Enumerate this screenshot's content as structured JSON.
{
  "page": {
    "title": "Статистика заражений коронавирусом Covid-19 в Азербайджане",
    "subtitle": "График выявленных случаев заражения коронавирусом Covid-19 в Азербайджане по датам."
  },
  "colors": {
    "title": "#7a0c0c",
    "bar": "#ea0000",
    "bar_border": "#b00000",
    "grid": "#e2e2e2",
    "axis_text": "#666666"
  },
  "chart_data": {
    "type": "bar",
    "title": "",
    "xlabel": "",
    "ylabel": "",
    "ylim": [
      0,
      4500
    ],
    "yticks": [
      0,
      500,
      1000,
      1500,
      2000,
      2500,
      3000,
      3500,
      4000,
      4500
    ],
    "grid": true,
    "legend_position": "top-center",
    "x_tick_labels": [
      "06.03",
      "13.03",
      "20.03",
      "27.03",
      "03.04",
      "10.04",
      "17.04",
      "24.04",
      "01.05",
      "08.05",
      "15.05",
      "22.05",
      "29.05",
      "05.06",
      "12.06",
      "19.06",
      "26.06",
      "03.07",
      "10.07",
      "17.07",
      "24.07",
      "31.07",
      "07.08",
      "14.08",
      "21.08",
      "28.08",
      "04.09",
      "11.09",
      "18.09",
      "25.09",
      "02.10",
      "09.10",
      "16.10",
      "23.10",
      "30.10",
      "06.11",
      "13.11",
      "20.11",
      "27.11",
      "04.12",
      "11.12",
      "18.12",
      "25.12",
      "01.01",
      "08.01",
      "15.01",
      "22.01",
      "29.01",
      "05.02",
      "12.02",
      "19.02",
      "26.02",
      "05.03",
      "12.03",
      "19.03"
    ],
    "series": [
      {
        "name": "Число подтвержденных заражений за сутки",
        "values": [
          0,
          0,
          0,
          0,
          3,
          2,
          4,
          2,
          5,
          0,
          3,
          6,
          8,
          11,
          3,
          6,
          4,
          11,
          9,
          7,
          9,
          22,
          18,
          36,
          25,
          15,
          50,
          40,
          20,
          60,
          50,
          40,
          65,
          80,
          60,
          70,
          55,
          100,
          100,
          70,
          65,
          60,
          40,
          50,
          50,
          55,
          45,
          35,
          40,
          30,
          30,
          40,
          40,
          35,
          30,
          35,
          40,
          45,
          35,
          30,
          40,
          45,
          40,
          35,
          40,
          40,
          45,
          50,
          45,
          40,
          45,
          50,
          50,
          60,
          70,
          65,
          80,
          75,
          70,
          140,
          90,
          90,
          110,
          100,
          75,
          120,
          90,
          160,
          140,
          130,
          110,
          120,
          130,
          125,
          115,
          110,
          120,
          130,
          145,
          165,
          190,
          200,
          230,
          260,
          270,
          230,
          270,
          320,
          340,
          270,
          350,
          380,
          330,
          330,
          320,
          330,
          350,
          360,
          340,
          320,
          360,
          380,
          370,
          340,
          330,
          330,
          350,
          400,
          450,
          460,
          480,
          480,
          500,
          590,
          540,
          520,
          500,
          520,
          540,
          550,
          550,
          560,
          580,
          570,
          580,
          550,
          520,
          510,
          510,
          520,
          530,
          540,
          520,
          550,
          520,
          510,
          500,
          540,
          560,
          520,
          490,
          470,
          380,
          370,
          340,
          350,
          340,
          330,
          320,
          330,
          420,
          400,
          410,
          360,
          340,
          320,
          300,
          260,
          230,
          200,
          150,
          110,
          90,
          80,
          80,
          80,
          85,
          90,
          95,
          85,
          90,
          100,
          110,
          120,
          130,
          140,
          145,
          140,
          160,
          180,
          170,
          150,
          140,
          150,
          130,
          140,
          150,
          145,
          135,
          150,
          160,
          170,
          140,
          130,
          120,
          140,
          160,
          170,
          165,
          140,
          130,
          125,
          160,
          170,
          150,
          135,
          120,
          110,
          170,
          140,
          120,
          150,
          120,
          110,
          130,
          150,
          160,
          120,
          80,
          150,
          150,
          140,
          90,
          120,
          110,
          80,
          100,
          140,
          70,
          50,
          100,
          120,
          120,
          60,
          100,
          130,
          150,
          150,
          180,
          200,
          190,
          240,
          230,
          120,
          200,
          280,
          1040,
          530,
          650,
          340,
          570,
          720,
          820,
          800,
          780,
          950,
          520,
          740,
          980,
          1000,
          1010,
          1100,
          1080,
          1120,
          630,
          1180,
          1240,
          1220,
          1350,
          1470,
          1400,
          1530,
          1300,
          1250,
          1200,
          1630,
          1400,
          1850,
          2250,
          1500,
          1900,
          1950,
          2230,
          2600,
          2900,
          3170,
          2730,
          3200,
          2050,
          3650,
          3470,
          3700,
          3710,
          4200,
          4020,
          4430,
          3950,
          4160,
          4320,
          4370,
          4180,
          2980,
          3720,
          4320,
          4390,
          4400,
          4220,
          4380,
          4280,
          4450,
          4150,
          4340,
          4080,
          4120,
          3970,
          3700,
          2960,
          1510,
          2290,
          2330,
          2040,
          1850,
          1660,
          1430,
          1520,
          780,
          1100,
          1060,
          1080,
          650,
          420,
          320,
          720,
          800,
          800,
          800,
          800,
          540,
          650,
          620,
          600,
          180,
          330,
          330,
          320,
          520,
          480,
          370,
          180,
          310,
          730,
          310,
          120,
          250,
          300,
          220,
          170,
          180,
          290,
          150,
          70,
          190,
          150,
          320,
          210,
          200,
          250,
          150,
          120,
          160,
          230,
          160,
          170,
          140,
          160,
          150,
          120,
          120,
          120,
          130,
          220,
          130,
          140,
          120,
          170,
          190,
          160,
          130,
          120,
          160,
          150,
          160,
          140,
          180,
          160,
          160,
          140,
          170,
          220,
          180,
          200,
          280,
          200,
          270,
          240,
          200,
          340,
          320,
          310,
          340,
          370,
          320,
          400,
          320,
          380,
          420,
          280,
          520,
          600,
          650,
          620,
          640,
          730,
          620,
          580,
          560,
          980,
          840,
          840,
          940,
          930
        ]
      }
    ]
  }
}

######

Whichever lines contain the string "Covid", select and copy them.

    "title": "Статистика заражений коронавирусом Covid-19 в Азербайджане",
    "subtitle": "График выявленных случаев заражения коронавирусом Covid-19 в Азербайджане по датам."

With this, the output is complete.